══ Records shown

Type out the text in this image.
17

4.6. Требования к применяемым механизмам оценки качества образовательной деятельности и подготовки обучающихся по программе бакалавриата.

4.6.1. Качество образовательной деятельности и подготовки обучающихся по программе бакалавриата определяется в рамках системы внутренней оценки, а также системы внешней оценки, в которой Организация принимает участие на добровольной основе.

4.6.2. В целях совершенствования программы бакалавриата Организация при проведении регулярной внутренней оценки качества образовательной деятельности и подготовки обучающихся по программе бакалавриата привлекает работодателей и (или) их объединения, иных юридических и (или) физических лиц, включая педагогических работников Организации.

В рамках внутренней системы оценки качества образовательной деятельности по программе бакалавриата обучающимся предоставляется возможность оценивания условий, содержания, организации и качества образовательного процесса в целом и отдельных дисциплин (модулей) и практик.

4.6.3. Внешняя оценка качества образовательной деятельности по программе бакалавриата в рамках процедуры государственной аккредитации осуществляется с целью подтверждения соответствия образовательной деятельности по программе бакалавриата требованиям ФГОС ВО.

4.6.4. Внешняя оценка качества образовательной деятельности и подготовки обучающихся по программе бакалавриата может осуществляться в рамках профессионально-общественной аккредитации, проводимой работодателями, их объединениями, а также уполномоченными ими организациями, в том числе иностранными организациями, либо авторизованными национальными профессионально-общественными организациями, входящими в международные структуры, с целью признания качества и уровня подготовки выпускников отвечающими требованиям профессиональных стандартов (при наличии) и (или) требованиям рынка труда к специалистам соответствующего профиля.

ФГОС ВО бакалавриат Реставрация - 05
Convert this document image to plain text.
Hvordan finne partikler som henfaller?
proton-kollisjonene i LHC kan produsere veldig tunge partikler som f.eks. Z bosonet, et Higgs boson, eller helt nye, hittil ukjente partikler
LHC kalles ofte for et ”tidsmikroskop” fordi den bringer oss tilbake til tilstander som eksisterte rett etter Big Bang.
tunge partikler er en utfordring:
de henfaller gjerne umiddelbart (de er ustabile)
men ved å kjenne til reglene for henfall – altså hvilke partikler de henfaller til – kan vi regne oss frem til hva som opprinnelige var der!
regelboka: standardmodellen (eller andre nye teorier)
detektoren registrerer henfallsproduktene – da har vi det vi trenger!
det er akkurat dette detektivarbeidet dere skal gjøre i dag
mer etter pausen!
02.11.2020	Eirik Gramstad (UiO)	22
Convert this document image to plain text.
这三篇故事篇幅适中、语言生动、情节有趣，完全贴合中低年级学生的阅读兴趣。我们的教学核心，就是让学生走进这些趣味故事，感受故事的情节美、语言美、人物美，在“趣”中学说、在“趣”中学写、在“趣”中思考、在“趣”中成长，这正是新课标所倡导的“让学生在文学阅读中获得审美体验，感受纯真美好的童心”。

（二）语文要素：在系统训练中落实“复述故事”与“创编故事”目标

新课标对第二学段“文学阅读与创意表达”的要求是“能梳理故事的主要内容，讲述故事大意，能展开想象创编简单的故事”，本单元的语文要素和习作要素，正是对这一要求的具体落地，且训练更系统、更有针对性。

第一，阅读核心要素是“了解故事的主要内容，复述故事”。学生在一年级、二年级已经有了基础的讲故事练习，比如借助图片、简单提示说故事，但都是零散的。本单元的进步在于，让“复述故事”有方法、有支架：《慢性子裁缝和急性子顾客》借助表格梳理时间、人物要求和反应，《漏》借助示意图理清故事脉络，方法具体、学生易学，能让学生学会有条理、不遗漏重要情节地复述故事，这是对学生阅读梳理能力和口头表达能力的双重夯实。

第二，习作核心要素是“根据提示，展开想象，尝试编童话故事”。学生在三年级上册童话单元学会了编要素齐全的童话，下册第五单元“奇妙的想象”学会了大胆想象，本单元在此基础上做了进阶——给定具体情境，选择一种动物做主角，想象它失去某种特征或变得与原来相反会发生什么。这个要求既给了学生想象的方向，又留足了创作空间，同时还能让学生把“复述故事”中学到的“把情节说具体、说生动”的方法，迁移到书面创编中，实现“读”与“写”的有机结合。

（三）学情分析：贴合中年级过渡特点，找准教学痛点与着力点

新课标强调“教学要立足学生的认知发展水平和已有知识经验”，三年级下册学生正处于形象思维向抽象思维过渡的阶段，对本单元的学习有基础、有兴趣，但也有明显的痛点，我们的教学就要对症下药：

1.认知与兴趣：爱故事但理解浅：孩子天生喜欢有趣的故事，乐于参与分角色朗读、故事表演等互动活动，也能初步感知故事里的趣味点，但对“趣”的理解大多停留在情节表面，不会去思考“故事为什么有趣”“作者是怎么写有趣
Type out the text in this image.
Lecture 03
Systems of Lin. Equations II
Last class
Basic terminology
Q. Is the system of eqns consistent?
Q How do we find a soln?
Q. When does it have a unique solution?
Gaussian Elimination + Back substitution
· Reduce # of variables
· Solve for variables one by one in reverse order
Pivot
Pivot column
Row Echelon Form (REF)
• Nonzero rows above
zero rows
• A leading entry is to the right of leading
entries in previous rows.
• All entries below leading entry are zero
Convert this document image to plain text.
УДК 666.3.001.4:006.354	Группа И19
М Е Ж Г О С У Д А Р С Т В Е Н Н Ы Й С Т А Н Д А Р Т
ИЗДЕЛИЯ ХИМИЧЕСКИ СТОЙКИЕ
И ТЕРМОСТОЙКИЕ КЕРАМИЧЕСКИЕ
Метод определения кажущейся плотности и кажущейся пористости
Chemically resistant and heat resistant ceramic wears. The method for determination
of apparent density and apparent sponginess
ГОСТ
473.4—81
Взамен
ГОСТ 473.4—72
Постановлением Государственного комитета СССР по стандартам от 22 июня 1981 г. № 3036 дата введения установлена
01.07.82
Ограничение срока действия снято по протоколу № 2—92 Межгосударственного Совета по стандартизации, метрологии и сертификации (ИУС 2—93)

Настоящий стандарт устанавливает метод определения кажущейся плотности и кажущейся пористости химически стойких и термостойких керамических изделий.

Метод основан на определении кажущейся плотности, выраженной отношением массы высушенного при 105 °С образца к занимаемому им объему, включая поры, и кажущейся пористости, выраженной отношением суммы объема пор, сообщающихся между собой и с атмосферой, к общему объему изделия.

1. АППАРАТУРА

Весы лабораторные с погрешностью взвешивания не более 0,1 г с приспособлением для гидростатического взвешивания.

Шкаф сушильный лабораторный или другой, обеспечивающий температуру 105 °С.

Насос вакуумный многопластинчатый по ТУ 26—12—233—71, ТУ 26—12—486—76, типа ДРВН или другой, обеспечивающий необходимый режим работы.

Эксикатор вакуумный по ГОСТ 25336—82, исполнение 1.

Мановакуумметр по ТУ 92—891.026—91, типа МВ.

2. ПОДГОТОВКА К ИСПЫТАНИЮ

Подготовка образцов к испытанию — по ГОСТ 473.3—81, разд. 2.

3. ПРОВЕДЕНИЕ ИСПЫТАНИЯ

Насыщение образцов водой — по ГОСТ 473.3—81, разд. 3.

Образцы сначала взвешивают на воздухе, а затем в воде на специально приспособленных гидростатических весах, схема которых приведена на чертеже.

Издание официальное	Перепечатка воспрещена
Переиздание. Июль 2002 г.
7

════

> **Task to carry out**:
Copy all lines of the listing above that contain the string "tunge".

> **Answer below**:
proton-kollisjonene i LHC kan produsere veldig tunge partikler som f.eks. Z bosonet, et Higgs boson, eller helt nye, hittil ukjente partikler
tunge partikler er en utfordring:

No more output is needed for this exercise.